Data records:

──────────────────────────────

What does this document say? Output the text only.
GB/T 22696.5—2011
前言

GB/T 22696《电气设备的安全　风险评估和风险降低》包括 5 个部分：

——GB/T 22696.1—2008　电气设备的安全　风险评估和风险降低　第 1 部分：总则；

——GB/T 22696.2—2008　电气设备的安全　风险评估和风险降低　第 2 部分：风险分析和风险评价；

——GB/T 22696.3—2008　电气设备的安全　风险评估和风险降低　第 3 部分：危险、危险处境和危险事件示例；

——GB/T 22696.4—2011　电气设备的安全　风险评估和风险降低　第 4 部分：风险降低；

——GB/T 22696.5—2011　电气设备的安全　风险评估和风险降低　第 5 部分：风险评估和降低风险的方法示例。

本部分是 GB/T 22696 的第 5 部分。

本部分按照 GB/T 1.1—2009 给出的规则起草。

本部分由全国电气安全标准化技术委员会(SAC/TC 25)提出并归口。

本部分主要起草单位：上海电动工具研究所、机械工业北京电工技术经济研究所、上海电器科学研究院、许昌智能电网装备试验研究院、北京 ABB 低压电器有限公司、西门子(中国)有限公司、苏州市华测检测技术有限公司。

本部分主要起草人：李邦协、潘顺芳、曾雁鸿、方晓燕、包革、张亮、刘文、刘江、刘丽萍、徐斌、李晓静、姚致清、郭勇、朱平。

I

──────────────────────────────

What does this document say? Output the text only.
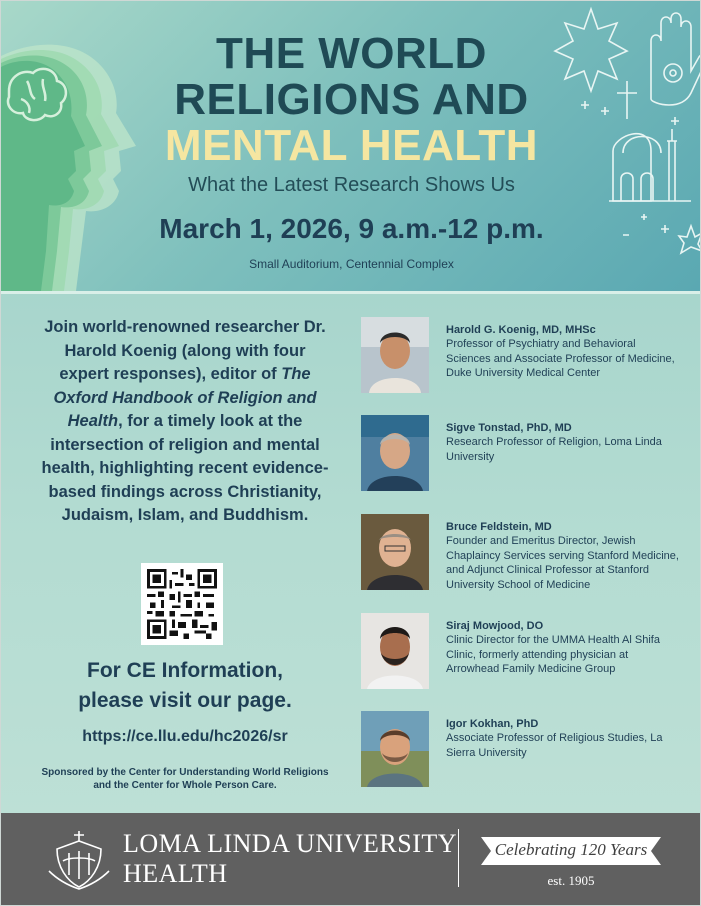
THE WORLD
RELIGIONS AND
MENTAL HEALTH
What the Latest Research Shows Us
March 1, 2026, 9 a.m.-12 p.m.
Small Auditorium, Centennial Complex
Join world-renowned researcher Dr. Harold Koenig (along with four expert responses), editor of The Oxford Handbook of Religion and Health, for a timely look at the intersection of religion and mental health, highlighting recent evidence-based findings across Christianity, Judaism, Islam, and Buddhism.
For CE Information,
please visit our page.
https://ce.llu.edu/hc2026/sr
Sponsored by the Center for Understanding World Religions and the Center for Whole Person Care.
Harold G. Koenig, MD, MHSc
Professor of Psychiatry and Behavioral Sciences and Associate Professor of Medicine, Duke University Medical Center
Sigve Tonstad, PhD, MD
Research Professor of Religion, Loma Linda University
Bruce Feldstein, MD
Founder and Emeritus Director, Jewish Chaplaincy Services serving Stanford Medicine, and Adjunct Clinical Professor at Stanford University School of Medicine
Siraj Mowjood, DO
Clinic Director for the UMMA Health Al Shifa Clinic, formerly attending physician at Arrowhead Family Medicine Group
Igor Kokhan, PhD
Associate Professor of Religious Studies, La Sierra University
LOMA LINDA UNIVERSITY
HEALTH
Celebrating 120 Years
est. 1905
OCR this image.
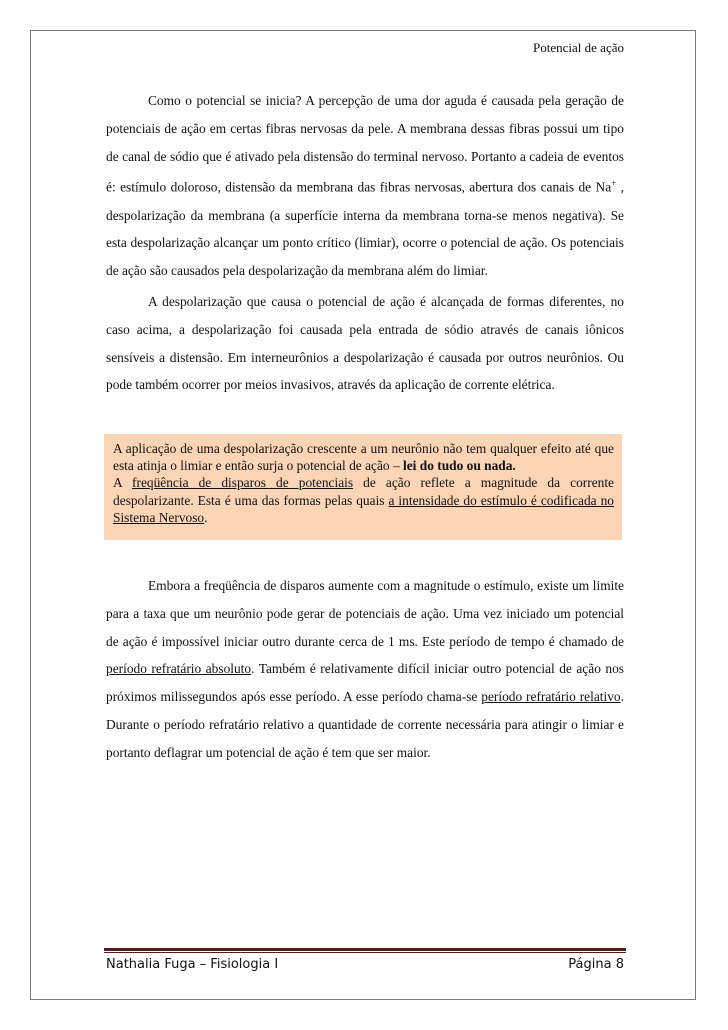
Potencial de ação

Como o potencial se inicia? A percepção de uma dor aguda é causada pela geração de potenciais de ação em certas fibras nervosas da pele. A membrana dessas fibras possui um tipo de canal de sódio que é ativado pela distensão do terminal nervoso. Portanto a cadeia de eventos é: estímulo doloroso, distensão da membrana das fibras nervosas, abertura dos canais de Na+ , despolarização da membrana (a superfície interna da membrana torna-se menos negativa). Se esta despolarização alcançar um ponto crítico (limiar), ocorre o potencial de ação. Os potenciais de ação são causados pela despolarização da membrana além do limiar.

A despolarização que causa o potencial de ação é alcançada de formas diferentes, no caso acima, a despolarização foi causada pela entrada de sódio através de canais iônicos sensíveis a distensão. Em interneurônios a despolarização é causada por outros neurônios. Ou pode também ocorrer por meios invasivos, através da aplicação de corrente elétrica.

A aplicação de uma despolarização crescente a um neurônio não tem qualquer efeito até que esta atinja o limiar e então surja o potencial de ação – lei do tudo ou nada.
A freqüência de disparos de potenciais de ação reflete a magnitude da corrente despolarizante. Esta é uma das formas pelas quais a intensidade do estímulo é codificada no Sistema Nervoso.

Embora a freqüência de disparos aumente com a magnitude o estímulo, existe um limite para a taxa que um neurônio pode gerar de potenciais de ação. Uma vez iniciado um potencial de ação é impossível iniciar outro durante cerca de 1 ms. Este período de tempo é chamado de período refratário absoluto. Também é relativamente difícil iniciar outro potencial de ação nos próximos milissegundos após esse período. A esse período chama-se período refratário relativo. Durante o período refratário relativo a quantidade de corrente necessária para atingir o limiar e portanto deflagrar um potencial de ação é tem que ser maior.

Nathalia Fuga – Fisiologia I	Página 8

──────────────────────────────

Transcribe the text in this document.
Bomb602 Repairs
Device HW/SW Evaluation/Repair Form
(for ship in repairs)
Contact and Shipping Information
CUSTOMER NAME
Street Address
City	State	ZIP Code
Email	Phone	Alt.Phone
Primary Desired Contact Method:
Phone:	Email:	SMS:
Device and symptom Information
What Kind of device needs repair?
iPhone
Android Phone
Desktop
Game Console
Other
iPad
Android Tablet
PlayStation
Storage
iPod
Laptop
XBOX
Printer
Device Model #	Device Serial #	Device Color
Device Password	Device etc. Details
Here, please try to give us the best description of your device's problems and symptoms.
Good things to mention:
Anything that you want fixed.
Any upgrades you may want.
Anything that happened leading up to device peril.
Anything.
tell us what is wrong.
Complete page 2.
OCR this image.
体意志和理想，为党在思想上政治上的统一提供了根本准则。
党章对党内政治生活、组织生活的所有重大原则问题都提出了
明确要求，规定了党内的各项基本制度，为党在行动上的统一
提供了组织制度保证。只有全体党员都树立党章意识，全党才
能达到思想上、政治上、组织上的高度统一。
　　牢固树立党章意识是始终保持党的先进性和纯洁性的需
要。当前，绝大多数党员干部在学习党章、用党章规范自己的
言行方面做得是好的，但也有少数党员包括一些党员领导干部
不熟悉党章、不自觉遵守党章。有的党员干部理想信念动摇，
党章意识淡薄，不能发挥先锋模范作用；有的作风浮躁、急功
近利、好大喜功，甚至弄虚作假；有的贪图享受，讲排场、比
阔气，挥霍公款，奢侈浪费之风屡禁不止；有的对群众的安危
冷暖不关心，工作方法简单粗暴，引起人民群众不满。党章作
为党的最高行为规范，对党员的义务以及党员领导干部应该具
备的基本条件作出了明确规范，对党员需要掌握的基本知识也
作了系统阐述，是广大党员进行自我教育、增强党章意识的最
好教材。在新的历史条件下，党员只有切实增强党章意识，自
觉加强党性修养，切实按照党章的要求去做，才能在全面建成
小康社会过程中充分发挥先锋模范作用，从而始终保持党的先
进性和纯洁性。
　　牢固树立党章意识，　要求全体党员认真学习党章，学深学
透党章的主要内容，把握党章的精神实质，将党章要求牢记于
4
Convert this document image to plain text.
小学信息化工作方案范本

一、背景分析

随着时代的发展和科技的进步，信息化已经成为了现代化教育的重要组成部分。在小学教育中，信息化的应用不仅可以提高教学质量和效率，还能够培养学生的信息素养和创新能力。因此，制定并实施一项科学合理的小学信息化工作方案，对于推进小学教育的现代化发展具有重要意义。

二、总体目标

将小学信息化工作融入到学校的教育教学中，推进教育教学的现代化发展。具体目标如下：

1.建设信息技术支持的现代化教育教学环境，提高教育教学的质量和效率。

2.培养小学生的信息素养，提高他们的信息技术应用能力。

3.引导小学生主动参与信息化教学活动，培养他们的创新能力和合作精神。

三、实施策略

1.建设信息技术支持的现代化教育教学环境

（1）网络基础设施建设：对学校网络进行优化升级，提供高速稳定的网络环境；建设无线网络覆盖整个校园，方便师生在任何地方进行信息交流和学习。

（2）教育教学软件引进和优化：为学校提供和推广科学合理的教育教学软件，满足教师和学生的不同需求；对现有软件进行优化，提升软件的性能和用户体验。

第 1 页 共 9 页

──────────────────────────────

Exercise brief
Find the lines with the string "limiar" and reproduce them.

Result for this exercise
Como o potencial se inicia? A percepção de uma dor aguda é causada pela geração de potenciais de ação em certas fibras nervosas da pele. A membrana dessas fibras possui um tipo de canal de sódio que é ativado pela distensão do terminal nervoso. Portanto a cadeia de eventos é: estímulo doloroso, distensão da membrana das fibras nervosas, abertura dos canais de Na+ , despolarização da membrana (a superfície interna da membrana torna-se menos negativa). Se esta despolarização alcançar um ponto crítico (limiar), ocorre o potencial de ação. Os potenciais de ação são causados pela despolarização da membrana além do limiar.
A aplicação de uma despolarização crescente a um neurônio não tem qualquer efeito até que esta atinja o limiar e então surja o potencial de ação – lei do tudo ou nada.
Embora a freqüência de disparos aumente com a magnitude o estímulo, existe um limite para a taxa que um neurônio pode gerar de potenciais de ação. Uma vez iniciado um potencial de ação é impossível iniciar outro durante cerca de 1 ms. Este período de tempo é chamado de período refratário absoluto. Também é relativamente difícil iniciar outro potencial de ação nos próximos milissegundos após esse período. A esse período chama-se período refratário relativo. Durante o período refratário relativo a quantidade de corrente necessária para atingir o limiar e portanto deflagrar um potencial de ação é tem que ser maior.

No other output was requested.